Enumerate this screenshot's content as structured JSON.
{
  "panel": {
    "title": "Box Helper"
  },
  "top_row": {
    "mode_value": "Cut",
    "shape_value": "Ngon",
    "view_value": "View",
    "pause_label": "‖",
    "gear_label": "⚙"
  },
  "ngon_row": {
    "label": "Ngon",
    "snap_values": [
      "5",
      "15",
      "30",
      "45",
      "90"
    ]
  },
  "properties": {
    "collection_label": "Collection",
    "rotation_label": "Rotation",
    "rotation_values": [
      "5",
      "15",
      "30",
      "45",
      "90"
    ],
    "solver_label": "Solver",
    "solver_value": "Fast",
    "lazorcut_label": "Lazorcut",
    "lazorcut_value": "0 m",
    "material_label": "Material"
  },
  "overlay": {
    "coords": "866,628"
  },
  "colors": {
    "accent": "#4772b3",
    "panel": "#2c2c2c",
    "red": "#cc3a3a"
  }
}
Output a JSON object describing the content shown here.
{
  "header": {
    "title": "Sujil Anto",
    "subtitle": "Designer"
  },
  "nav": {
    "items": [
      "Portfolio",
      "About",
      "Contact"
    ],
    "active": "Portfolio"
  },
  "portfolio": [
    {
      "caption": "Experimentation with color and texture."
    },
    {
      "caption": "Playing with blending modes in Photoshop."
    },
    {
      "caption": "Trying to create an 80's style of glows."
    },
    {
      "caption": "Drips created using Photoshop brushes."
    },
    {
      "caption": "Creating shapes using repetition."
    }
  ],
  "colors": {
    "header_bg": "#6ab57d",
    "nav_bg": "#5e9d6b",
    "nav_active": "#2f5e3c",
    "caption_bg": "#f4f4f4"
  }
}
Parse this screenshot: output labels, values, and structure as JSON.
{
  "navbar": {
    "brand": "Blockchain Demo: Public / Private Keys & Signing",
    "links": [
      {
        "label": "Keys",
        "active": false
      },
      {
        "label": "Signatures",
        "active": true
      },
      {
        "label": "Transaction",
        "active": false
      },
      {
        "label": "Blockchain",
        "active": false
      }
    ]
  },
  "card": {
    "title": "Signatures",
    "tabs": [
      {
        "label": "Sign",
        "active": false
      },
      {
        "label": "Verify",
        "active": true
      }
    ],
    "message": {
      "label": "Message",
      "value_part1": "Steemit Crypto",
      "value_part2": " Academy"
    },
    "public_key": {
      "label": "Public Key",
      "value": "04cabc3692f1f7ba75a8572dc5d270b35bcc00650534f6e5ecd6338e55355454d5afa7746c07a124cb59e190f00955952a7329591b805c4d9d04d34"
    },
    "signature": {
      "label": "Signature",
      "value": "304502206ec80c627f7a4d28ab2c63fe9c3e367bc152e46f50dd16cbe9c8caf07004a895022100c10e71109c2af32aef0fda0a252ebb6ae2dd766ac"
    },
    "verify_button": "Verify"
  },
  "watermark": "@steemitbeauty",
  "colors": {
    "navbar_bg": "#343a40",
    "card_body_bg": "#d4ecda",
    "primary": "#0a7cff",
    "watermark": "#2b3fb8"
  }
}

- [Task goal]: Repeat the material from above exactly, word for word.

- [Output for this task]:
Enumerate this screenshot's content as structured JSON.
{
  "panel": {
    "title": "Box Helper"
  },
  "top_row": {
    "mode_value": "Cut",
    "shape_value": "Ngon",
    "view_value": "View",
    "pause_label": "‖",
    "gear_label": "⚙"
  },
  "ngon_row": {
    "label": "Ngon",
    "snap_values": [
      "5",
      "15",
      "30",
      "45",
      "90"
    ]
  },
  "properties": {
    "collection_label": "Collection",
    "rotation_label": "Rotation",
    "rotation_values": [
      "5",
      "15",
      "30",
      "45",
      "90"
    ],
    "solver_label": "Solver",
    "solver_value": "Fast",
    "lazorcut_label": "Lazorcut",
    "lazorcut_value": "0 m",
    "material_label": "Material"
  },
  "overlay": {
    "coords": "866,628"
  },
  "colors": {
    "accent": "#4772b3",
    "panel": "#2c2c2c",
    "red": "#cc3a3a"
  }
}
Output a JSON object describing the content shown here.
{
  "header": {
    "title": "Sujil Anto",
    "subtitle": "Designer"
  },
  "nav": {
    "items": [
      "Portfolio",
      "About",
      "Contact"
    ],
    "active": "Portfolio"
  },
  "portfolio": [
    {
      "caption": "Experimentation with color and texture."
    },
    {
      "caption": "Playing with blending modes in Photoshop."
    },
    {
      "caption": "Trying to create an 80's style of glows."
    },
    {
      "caption": "Drips created using Photoshop brushes."
    },
    {
      "caption": "Creating shapes using repetition."
    }
  ],
  "colors": {
    "header_bg": "#6ab57d",
    "nav_bg": "#5e9d6b",
    "nav_active": "#2f5e3c",
    "caption_bg": "#f4f4f4"
  }
}
Parse this screenshot: output labels, values, and structure as JSON.
{
  "navbar": {
    "brand": "Blockchain Demo: Public / Private Keys & Signing",
    "links": [
      {
        "label": "Keys",
        "active": false
      },
      {
        "label": "Signatures",
        "active": true
      },
      {
        "label": "Transaction",
        "active": false
      },
      {
        "label": "Blockchain",
        "active": false
      }
    ]
  },
  "card": {
    "title": "Signatures",
    "tabs": [
      {
        "label": "Sign",
        "active": false
      },
      {
        "label": "Verify",
        "active": true
      }
    ],
    "message": {
      "label": "Message",
      "value_part1": "Steemit Crypto",
      "value_part2": " Academy"
    },
    "public_key": {
      "label": "Public Key",
      "value": "04cabc3692f1f7ba75a8572dc5d270b35bcc00650534f6e5ecd6338e55355454d5afa7746c07a124cb59e190f00955952a7329591b805c4d9d04d34"
    },
    "signature": {
      "label": "Signature",
      "value": "304502206ec80c627f7a4d28ab2c63fe9c3e367bc152e46f50dd16cbe9c8caf07004a895022100c10e71109c2af32aef0fda0a252ebb6ae2dd766ac"
    },
    "verify_button": "Verify"
  },
  "watermark": "@steemitbeauty",
  "colors": {
    "navbar_bg": "#343a40",
    "card_body_bg": "#d4ecda",
    "primary": "#0a7cff",
    "watermark": "#2b3fb8"
  }
}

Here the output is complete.